JPMorgan Chase is defending a claim that it violated Section 806 of the Sarbanes-Oxley Act, which protects individuals who report conduct that might constitute a violation of securities laws or rules of the Securities and Exchange Commission.

The giant financial services firm received a letter in May from the Occupational Safety and Health Administration—which enforces SOX 806—notifying the company that a preliminary investigation found reasonable cause to believe that JPMorgan Chase violated Sarbanes-Oxley’s whistleblower provision in its treatment of compliance officer Peter Sivere. A copy of that letter—which was sent by OSHA’s New York office to an attorney for JPMorgan Chase—was anonymously faxed to Compliance Week.

A spokeswoman for OSHA said last week that the agency could not comment on the Sivere investigation because it is still pending. JPMorgan Chase also declined to comment on the matter.

Compliance Officer Demoted, Then Sacked

The complaint against JPMorgan Chase was filed on July 28, 2004, by Sivere, who had worked as a compliance officer and team leader of an e-surveillance group, which monitored emails.

### Instructions
1. Do these statements agree with the JPMorgan Chase whistleblower article? For each, answer yes or no and quote the words of the article that decide it. (a) The OSHA letter was sent to an attorney for JPMorgan Chase. (b) Sivere filed his complaint in May 2004. (c) JPMorgan Chase commented on the Sivere matter.
2. Update the part of the records that opens with their first line and closes with the line containing "benefit-subtext: Your car" by replacing "heart-check-icon" with "checkmark-icon" and keeping everything else the same. Give only those lines.

### Exercise data
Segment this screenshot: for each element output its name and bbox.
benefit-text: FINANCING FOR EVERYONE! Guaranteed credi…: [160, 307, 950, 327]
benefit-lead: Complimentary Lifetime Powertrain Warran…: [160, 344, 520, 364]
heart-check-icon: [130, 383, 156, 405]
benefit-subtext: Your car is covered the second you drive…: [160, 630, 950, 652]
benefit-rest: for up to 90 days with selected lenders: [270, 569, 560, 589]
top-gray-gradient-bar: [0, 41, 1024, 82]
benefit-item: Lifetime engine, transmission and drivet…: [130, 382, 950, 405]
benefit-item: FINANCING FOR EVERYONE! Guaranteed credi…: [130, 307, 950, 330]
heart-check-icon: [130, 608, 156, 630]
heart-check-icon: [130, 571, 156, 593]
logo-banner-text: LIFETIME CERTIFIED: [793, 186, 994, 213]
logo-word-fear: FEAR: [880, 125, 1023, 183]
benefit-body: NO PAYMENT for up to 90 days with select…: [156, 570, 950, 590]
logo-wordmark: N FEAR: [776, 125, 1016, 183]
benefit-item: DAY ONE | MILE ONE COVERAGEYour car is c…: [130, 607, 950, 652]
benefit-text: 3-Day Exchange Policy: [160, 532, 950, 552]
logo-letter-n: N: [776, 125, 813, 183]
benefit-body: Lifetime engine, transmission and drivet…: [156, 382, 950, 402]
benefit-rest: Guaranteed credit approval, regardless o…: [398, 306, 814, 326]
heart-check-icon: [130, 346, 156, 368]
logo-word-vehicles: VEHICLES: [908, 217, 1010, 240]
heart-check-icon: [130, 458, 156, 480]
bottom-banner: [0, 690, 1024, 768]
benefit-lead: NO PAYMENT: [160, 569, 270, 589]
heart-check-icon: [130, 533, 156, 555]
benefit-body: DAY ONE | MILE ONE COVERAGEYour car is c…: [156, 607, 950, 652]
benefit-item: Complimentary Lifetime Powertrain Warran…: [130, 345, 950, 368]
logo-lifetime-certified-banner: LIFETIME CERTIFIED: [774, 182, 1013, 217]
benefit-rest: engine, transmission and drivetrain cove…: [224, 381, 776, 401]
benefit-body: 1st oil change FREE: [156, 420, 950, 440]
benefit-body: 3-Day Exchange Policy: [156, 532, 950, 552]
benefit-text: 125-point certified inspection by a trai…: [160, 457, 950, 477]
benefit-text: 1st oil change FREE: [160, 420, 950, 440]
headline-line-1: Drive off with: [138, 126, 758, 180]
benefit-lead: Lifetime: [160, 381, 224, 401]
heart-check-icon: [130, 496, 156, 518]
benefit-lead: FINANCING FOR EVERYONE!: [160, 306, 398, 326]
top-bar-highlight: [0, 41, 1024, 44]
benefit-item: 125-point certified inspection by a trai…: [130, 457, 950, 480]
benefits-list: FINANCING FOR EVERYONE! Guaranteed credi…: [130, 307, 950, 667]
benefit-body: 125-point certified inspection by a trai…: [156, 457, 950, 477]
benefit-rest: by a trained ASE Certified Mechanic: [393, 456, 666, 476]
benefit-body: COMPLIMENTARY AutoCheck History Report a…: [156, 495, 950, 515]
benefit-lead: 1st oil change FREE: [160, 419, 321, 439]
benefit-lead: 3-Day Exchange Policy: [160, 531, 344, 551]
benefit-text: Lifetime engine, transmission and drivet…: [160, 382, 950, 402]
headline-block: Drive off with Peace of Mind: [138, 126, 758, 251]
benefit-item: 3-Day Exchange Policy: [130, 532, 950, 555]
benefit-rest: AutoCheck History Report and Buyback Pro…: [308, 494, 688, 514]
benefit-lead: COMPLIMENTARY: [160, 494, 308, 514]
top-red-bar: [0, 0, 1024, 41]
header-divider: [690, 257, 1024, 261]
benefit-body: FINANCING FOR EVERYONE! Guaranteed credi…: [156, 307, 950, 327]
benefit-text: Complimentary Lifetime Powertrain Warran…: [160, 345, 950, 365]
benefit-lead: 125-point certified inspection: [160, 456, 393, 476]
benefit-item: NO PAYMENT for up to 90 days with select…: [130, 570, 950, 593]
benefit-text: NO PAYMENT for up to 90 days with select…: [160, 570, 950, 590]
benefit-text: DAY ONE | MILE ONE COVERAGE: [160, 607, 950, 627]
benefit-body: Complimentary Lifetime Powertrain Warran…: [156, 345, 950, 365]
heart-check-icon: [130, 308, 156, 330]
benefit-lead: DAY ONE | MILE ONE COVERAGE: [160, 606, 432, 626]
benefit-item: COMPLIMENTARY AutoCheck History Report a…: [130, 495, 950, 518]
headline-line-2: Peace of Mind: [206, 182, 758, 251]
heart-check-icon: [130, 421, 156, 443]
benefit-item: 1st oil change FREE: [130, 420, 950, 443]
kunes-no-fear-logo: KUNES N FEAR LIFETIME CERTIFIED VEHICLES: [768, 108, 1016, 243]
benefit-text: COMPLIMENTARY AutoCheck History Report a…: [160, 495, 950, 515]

### Solutions to the exercise
1.
(a) Yes: "which was sent by OSHA’s New York office to an attorney for JPMorgan Chase"
(b) No: "The complaint against JPMorgan Chase was filed on July 28, 2004, by Sivere"
(c) No: "JPMorgan Chase also declined to comment on the matter."

2.
Segment this screenshot: for each element output its name and bbox.
benefit-text: FINANCING FOR EVERYONE! Guaranteed credi…: [160, 307, 950, 327]
benefit-lead: Complimentary Lifetime Powertrain Warran…: [160, 344, 520, 364]
checkmark-icon: [130, 383, 156, 405]
benefit-subtext: Your car is covered the second you drive…: [160, 630, 950, 652]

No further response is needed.